Write out the whole listing exactly as it stands.

— start The data —

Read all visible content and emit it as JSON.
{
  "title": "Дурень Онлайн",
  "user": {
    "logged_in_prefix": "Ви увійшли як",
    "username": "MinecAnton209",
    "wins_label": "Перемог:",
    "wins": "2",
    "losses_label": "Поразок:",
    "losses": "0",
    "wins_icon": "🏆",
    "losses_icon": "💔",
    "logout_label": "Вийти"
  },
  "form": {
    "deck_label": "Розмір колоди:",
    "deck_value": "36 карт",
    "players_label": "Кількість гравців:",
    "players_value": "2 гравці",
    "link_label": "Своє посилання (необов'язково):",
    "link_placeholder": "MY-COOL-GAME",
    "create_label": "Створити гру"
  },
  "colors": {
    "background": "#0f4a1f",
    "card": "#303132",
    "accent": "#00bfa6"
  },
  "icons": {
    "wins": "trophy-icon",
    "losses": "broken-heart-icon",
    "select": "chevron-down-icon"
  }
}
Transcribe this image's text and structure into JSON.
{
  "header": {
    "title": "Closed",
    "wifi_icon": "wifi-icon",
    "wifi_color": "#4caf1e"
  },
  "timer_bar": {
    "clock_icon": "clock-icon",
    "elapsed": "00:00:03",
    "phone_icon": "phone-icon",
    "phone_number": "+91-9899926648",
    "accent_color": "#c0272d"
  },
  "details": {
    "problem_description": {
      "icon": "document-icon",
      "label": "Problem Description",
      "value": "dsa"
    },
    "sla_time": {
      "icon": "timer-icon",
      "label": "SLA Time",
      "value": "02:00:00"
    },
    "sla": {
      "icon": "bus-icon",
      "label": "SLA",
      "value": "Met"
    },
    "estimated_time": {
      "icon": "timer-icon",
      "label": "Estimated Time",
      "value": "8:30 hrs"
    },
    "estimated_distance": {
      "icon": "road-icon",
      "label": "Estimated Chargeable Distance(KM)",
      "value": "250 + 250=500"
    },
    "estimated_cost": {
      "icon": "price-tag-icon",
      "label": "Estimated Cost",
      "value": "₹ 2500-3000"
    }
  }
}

— end The data —

● Written response
Read all visible content and emit it as JSON.
{
  "title": "Дурень Онлайн",
  "user": {
    "logged_in_prefix": "Ви увійшли як",
    "username": "MinecAnton209",
    "wins_label": "Перемог:",
    "wins": "2",
    "losses_label": "Поразок:",
    "losses": "0",
    "wins_icon": "🏆",
    "losses_icon": "💔",
    "logout_label": "Вийти"
  },
  "form": {
    "deck_label": "Розмір колоди:",
    "deck_value": "36 карт",
    "players_label": "Кількість гравців:",
    "players_value": "2 гравці",
    "link_label": "Своє посилання (необов'язково):",
    "link_placeholder": "MY-COOL-GAME",
    "create_label": "Створити гру"
  },
  "colors": {
    "background": "#0f4a1f",
    "card": "#303132",
    "accent": "#00bfa6"
  },
  "icons": {
    "wins": "trophy-icon",
    "losses": "broken-heart-icon",
    "select": "chevron-down-icon"
  }
}
Transcribe this image's text and structure into JSON.
{
  "header": {
    "title": "Closed",
    "wifi_icon": "wifi-icon",
    "wifi_color": "#4caf1e"
  },
  "timer_bar": {
    "clock_icon": "clock-icon",
    "elapsed": "00:00:03",
    "phone_icon": "phone-icon",
    "phone_number": "+91-9899926648",
    "accent_color": "#c0272d"
  },
  "details": {
    "problem_description": {
      "icon": "document-icon",
      "label": "Problem Description",
      "value": "dsa"
    },
    "sla_time": {
      "icon": "timer-icon",
      "label": "SLA Time",
      "value": "02:00:00"
    },
    "sla": {
      "icon": "bus-icon",
      "label": "SLA",
      "value": "Met"
    },
    "estimated_time": {
      "icon": "timer-icon",
      "label": "Estimated Time",
      "value": "8:30 hrs"
    },
    "estimated_distance": {
      "icon": "road-icon",
      "label": "Estimated Chargeable Distance(KM)",
      "value": "250 + 250=500"
    },
    "estimated_cost": {
      "icon": "price-tag-icon",
      "label": "Estimated Cost",
      "value": "₹ 2500-3000"
    }
  }
}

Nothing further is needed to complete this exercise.